— Start RECORDS FOR PROCESSING —

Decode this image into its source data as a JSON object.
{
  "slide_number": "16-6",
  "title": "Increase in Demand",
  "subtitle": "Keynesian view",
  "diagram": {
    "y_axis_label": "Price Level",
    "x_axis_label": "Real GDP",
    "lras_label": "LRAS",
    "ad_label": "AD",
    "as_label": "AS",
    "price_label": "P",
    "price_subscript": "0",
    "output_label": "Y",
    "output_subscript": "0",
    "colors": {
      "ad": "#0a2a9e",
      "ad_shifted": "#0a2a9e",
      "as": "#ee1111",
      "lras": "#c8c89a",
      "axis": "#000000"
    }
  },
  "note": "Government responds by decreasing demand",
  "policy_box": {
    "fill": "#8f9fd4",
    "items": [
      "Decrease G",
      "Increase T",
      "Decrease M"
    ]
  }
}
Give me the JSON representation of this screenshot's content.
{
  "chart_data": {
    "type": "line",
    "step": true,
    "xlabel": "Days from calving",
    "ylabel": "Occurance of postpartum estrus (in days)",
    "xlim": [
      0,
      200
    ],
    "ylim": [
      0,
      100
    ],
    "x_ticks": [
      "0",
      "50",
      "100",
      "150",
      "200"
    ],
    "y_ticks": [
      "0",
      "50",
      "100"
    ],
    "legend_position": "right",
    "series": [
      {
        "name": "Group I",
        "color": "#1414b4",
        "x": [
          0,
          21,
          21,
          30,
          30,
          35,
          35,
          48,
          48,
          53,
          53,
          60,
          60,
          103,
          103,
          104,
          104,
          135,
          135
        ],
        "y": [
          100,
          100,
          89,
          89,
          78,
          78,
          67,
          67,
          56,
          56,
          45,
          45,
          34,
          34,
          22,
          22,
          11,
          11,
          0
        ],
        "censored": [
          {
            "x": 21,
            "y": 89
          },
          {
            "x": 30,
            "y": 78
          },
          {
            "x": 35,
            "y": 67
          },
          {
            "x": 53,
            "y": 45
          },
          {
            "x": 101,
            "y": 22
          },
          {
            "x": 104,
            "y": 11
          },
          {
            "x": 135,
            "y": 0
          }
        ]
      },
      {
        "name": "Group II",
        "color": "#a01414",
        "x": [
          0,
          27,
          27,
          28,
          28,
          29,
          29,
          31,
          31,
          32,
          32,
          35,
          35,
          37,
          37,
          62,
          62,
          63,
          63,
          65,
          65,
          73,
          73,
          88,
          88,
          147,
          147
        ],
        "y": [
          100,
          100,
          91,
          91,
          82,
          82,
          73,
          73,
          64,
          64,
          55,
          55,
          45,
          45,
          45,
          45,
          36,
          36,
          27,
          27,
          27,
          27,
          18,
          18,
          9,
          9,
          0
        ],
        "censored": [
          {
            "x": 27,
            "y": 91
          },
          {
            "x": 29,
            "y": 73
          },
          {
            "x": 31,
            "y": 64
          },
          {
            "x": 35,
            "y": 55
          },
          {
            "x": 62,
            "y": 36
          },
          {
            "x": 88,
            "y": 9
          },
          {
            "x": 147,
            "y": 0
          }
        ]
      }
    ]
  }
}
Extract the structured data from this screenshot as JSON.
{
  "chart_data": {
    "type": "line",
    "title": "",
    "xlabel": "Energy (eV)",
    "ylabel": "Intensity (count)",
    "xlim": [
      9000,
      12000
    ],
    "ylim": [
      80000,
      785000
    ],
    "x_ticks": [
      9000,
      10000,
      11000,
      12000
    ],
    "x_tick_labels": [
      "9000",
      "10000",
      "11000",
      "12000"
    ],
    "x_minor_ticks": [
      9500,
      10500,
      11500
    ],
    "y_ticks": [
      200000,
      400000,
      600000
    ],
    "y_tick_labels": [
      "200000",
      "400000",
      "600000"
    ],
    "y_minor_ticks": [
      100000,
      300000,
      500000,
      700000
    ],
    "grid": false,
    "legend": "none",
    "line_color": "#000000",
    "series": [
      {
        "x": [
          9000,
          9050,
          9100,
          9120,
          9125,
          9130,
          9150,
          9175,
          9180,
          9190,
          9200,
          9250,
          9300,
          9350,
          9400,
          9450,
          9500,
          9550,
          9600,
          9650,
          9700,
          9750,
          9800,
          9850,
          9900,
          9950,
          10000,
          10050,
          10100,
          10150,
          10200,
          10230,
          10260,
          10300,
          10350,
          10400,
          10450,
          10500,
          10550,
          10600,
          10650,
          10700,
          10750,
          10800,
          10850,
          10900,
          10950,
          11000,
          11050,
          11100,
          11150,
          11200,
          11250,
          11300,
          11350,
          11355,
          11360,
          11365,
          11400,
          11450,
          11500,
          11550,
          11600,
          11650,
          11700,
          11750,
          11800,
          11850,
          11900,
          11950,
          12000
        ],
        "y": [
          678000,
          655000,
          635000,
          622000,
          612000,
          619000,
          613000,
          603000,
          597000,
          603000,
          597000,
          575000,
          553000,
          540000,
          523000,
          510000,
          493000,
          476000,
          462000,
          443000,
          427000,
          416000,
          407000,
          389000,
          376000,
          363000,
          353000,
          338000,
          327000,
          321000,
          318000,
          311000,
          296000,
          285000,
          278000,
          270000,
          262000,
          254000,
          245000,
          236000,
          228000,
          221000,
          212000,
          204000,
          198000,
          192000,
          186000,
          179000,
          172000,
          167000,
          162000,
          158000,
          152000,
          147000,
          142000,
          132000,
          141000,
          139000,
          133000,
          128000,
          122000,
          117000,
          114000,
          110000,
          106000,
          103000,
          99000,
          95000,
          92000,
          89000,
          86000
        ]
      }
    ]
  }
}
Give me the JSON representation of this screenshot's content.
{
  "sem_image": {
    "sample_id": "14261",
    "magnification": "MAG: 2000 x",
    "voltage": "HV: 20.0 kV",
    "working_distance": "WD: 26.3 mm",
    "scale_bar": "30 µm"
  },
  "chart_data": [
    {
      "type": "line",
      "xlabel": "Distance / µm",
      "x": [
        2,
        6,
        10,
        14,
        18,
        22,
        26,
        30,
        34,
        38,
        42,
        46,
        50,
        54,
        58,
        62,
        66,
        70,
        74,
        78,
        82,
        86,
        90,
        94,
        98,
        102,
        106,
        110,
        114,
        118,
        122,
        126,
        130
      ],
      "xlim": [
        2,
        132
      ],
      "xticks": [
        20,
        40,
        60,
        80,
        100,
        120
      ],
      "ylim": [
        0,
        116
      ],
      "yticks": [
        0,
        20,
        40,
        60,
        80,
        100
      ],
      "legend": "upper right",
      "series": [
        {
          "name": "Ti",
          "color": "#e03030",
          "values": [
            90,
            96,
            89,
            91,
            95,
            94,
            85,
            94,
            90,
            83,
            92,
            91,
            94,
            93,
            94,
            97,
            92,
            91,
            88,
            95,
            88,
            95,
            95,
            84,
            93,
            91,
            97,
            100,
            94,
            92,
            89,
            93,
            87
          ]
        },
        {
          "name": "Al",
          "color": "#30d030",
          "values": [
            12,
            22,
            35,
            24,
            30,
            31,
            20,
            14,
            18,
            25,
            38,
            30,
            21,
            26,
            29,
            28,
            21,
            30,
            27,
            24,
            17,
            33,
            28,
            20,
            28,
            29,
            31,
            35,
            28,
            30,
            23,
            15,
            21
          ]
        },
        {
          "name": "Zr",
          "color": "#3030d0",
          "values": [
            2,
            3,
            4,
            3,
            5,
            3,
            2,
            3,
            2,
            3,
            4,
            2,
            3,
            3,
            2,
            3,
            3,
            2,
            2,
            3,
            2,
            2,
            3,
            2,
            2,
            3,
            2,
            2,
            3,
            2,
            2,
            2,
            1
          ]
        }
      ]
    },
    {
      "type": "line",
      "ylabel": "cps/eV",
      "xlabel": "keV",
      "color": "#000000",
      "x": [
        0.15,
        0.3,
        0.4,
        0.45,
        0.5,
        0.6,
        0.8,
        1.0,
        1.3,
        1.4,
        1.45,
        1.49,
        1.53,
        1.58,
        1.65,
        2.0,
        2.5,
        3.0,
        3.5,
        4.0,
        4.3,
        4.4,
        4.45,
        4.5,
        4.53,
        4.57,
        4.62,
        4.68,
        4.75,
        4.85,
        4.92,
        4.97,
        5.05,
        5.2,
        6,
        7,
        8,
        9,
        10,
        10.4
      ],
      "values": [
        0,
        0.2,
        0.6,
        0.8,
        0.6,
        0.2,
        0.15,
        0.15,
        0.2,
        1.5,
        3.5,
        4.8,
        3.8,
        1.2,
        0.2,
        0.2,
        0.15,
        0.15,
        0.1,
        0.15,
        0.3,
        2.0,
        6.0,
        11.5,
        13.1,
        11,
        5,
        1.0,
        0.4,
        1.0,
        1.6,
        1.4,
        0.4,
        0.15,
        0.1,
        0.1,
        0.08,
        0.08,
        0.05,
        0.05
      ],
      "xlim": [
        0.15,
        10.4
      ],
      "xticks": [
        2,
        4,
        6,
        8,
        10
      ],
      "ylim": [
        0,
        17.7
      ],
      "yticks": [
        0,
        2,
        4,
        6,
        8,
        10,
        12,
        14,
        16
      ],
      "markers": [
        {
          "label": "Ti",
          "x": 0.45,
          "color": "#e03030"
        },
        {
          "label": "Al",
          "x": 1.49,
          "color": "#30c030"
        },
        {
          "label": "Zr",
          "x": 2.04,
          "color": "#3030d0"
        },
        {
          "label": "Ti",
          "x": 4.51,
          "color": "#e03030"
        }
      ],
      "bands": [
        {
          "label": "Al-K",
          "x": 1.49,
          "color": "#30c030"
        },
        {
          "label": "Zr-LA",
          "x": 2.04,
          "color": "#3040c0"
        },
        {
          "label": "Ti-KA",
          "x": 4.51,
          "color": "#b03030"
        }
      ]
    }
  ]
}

— End RECORDS FOR PROCESSING —

# [REQUIRED TASK]
Copy out each line of the material that holds the word "right".

# [EXERCISE SOLUTION]
    "legend_position": "right",
      "legend": "upper right",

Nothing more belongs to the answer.